:: Task details ::
Copy out every line of the records where the string "point" occurs.

Start Data supplied

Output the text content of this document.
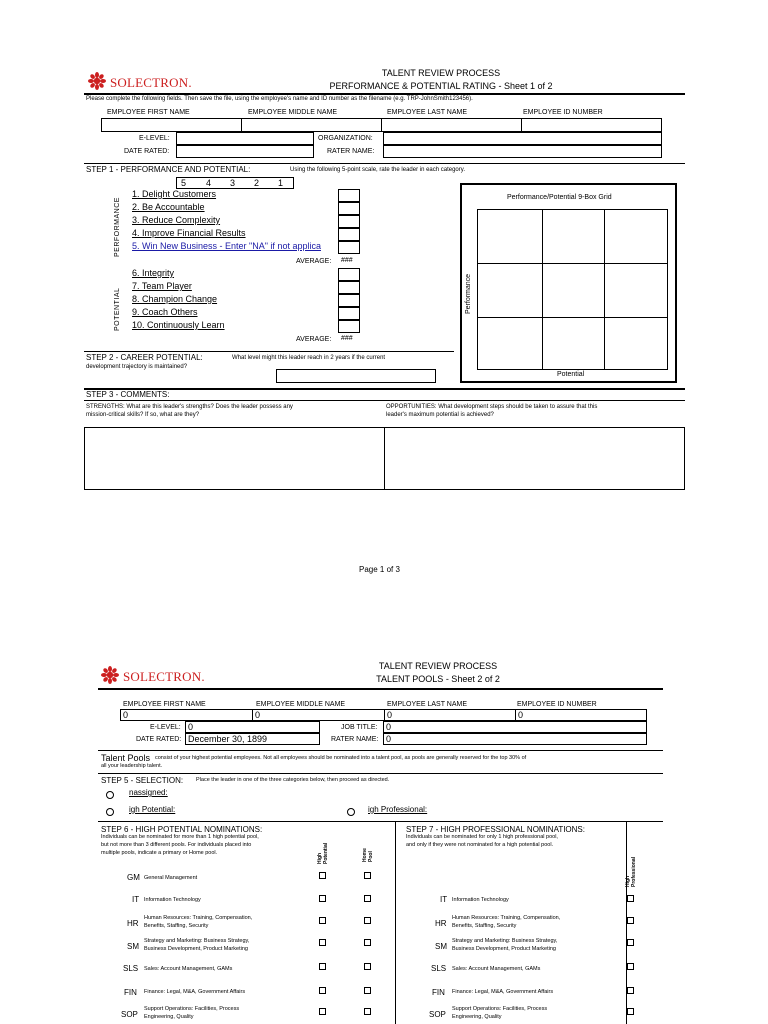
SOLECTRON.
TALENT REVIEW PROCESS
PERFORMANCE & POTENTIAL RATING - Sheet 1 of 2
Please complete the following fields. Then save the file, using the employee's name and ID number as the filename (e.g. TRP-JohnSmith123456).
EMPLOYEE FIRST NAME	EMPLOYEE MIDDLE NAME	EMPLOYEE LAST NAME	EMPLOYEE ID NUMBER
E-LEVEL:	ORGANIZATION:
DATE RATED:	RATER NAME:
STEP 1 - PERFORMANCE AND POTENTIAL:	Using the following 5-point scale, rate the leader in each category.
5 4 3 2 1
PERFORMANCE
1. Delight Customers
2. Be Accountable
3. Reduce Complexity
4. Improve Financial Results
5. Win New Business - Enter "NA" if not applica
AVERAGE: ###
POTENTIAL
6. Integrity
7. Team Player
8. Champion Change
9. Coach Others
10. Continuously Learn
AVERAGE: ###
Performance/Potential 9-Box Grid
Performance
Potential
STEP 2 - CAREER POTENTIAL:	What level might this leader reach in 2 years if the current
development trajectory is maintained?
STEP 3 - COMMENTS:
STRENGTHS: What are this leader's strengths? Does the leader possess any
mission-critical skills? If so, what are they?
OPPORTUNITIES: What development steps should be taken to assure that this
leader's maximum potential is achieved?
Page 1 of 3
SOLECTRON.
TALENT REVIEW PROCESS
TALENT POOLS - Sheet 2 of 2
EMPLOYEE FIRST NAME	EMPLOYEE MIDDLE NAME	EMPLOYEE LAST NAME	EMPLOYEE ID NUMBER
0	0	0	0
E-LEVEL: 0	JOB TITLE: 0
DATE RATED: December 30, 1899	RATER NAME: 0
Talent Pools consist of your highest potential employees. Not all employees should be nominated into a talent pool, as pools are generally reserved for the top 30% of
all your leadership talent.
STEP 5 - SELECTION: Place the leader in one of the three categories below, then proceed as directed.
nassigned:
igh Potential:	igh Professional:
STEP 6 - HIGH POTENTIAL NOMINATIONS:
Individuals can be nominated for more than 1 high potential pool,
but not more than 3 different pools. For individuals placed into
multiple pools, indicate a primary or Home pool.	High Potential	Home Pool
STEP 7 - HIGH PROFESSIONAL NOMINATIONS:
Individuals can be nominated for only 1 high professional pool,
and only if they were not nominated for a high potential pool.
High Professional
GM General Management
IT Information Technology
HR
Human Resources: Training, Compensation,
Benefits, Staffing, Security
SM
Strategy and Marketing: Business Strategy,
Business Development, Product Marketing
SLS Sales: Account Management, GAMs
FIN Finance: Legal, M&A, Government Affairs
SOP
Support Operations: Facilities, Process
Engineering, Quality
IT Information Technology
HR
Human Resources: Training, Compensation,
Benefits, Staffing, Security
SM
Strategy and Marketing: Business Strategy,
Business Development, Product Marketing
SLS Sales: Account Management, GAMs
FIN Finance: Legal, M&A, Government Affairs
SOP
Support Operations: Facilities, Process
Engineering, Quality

End Data supplied
Start Data supplied

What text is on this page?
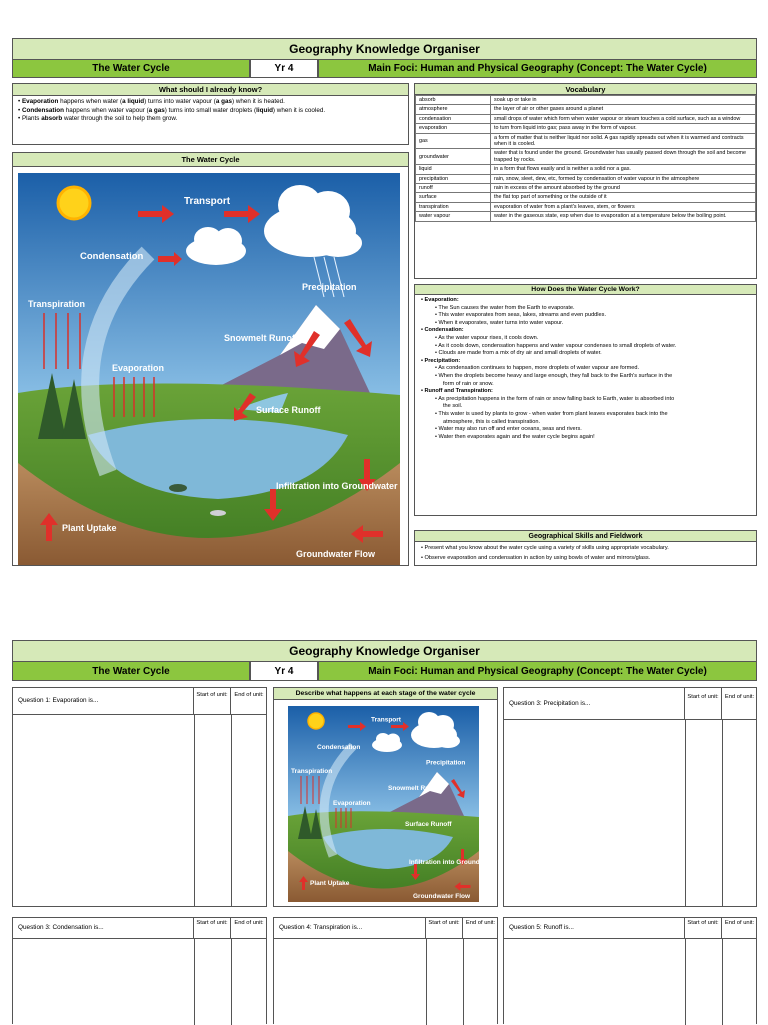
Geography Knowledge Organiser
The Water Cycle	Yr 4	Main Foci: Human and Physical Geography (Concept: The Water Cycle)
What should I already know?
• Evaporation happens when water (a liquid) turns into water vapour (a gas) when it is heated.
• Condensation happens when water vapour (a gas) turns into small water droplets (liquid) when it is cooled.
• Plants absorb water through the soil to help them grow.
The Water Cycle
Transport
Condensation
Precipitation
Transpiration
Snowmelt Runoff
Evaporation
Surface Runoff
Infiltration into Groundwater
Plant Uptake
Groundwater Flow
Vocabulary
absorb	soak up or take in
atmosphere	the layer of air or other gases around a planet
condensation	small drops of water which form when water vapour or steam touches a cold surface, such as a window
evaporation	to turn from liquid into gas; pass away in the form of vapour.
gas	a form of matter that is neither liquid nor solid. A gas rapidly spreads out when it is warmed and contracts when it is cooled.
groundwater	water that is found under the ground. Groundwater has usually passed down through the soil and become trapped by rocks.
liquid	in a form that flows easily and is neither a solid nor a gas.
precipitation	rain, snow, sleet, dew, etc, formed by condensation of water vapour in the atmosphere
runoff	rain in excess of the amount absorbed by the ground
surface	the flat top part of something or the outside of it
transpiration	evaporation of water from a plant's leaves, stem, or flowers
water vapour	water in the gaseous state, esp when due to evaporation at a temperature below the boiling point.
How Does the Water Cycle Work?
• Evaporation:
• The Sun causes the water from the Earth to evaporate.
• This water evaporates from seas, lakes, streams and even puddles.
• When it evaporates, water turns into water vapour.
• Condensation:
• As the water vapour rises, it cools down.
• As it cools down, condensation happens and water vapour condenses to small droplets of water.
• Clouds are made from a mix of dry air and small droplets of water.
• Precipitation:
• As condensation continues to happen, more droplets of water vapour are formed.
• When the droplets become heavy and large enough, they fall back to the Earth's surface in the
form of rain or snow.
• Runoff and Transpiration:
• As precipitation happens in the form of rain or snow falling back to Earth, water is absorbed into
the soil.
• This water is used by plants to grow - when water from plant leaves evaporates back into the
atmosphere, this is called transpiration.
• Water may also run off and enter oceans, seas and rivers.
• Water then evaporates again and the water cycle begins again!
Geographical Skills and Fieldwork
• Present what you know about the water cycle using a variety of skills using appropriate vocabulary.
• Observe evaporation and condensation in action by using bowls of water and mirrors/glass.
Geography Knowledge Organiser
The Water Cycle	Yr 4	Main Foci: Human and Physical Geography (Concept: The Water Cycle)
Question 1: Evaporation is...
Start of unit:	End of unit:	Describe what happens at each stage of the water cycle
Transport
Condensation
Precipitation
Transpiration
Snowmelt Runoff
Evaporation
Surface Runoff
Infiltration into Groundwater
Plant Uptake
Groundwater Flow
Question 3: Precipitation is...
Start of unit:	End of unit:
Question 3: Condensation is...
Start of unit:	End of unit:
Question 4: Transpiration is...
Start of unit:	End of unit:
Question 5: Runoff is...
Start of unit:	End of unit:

End Data supplied
Start Data supplied

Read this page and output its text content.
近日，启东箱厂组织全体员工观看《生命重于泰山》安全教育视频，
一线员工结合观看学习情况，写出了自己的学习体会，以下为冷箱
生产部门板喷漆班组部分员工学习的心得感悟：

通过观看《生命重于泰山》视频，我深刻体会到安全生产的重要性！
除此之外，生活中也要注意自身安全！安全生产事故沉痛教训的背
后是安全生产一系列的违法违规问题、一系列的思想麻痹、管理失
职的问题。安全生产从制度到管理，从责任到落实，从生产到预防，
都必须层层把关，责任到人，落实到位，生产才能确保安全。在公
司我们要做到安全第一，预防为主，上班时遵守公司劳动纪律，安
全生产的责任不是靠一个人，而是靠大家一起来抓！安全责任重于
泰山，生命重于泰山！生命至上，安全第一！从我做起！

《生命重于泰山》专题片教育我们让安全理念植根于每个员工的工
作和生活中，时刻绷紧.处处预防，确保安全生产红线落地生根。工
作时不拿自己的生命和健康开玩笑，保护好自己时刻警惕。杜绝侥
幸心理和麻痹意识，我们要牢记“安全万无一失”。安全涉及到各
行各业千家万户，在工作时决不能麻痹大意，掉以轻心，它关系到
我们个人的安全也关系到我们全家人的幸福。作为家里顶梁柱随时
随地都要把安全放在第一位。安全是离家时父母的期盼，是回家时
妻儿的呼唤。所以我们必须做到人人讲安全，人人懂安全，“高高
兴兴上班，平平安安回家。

End Data supplied

:: Exercise answer ::
STEP 1 - PERFORMANCE AND POTENTIAL:	Using the following 5-point scale, rate the leader in each category.
water vapour	water in the gaseous state, esp when due to evaporation at a temperature below the boiling point.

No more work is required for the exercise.